Tally up the lines that include "directos" and state that number by itself.

_____

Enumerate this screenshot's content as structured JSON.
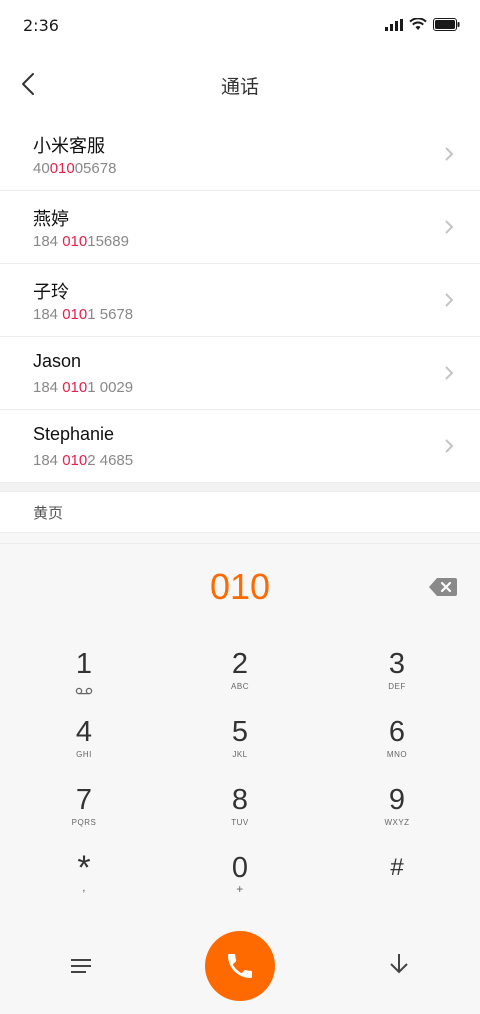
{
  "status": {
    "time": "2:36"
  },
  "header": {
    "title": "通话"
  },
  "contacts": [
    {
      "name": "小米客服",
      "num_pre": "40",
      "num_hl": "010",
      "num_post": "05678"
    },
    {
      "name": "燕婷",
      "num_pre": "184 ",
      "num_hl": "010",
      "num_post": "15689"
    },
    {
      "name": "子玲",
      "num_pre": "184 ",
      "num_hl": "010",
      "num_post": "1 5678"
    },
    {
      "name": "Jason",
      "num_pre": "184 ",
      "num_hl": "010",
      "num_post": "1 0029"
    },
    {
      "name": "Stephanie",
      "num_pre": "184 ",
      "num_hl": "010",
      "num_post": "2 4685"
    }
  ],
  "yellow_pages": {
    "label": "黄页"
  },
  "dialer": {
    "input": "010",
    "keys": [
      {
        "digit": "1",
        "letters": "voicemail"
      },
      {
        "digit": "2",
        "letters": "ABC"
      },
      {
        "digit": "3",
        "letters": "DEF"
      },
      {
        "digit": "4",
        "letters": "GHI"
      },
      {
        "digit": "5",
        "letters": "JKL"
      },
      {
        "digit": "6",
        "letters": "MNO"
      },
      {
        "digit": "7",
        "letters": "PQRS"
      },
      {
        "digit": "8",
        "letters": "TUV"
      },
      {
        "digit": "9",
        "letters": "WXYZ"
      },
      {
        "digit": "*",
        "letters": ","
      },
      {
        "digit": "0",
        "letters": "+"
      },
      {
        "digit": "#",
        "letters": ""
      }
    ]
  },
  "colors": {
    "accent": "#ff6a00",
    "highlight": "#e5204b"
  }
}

_____

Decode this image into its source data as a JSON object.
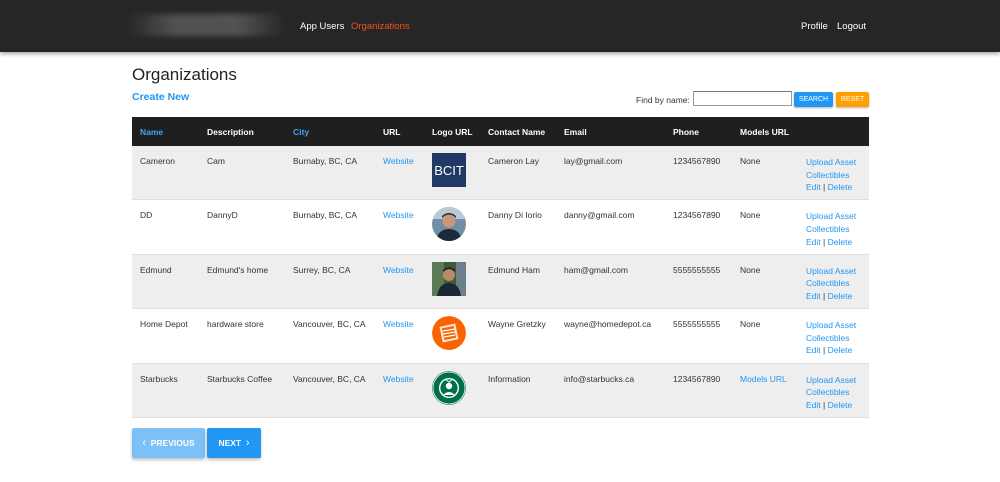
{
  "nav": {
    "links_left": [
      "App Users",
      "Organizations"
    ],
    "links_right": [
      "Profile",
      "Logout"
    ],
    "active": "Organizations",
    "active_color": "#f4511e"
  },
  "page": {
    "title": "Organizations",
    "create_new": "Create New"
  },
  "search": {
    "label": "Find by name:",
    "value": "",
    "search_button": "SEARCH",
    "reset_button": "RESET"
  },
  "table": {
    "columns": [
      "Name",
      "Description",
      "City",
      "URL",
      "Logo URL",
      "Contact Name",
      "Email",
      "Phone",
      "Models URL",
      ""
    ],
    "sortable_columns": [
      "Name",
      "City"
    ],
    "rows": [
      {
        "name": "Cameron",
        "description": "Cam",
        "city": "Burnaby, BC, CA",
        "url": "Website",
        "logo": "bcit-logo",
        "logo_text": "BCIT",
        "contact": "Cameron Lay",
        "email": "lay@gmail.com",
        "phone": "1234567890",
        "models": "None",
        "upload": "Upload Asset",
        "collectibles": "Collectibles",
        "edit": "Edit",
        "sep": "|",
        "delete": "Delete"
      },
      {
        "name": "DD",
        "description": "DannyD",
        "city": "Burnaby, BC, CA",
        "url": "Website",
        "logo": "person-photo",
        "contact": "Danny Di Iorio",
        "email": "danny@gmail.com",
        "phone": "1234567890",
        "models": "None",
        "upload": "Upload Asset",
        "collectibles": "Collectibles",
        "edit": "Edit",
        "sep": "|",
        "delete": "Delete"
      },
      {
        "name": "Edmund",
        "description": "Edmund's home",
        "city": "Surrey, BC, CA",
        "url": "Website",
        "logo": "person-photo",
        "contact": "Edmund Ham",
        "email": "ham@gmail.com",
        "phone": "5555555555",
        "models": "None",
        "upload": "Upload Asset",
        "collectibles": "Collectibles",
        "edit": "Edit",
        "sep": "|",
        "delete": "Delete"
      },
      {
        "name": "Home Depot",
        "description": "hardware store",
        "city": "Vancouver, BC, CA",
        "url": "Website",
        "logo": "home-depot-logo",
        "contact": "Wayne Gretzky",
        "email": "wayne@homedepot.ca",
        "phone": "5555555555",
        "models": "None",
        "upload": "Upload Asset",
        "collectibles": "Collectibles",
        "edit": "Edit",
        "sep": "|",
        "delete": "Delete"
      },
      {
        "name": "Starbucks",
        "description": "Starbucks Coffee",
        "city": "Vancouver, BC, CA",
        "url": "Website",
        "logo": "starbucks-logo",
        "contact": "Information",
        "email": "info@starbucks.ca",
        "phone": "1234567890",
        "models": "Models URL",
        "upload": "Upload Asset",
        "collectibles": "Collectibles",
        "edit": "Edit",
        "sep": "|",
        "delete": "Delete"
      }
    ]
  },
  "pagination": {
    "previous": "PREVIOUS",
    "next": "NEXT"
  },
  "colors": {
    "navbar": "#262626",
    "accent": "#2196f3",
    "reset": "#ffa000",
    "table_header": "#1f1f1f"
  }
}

_____

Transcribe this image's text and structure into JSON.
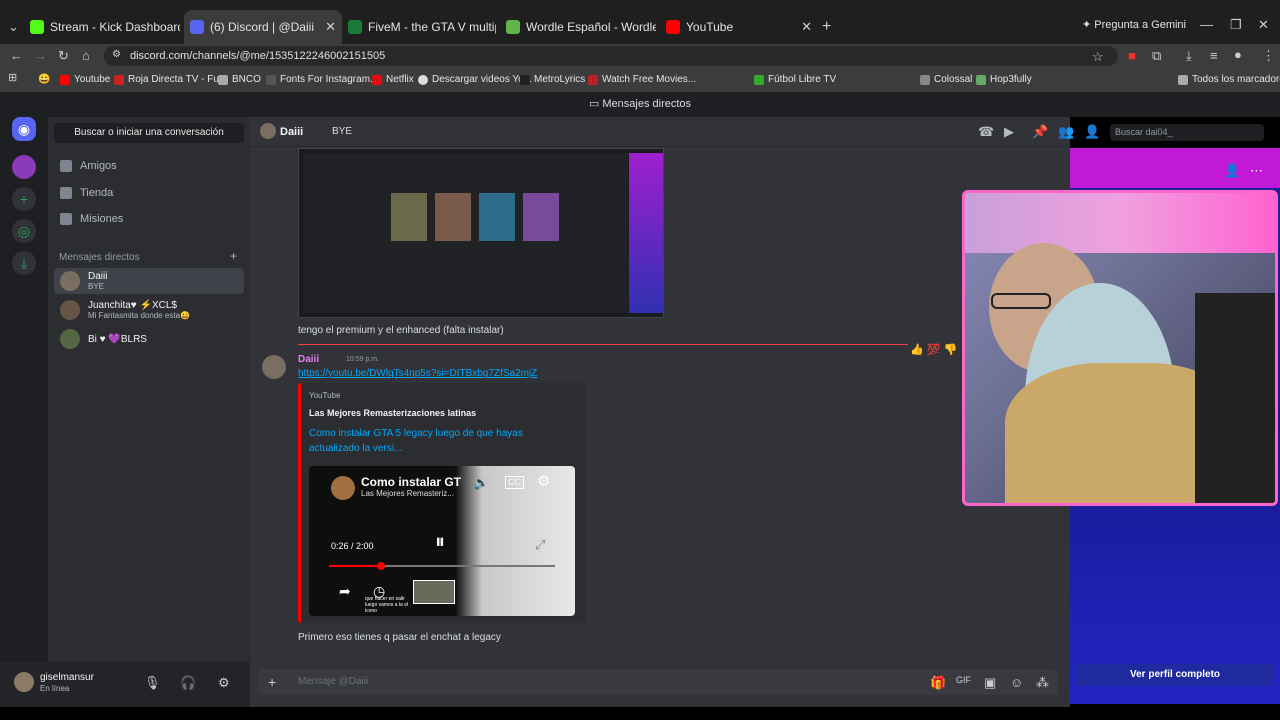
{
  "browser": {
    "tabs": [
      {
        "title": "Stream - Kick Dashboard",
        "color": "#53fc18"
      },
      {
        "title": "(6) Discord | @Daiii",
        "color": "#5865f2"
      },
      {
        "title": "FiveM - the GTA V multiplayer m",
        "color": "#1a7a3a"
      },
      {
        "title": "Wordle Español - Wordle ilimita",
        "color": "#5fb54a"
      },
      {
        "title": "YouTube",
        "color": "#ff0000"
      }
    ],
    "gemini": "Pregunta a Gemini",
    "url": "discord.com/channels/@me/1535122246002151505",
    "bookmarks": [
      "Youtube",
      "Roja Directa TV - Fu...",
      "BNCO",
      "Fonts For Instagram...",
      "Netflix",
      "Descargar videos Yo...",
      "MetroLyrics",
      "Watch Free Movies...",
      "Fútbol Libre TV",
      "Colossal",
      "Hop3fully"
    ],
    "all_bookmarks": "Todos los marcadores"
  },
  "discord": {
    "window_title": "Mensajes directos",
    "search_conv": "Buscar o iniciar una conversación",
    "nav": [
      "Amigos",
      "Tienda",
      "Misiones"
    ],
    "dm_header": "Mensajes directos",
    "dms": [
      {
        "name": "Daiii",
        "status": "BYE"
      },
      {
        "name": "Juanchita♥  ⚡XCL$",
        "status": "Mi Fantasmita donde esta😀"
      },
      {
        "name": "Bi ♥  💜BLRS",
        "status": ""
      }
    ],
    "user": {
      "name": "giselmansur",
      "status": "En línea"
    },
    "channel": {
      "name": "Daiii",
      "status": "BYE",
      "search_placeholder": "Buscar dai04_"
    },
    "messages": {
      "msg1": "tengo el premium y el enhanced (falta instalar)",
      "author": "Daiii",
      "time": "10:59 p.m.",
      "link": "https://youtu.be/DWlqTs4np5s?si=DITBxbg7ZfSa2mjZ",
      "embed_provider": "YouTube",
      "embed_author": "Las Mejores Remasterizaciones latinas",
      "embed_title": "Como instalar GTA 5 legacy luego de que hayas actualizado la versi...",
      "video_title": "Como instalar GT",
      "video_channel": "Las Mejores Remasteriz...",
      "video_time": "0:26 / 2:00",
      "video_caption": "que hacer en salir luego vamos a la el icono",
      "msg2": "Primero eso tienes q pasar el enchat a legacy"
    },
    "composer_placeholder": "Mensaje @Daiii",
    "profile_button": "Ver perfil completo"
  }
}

_____

REPLY: 2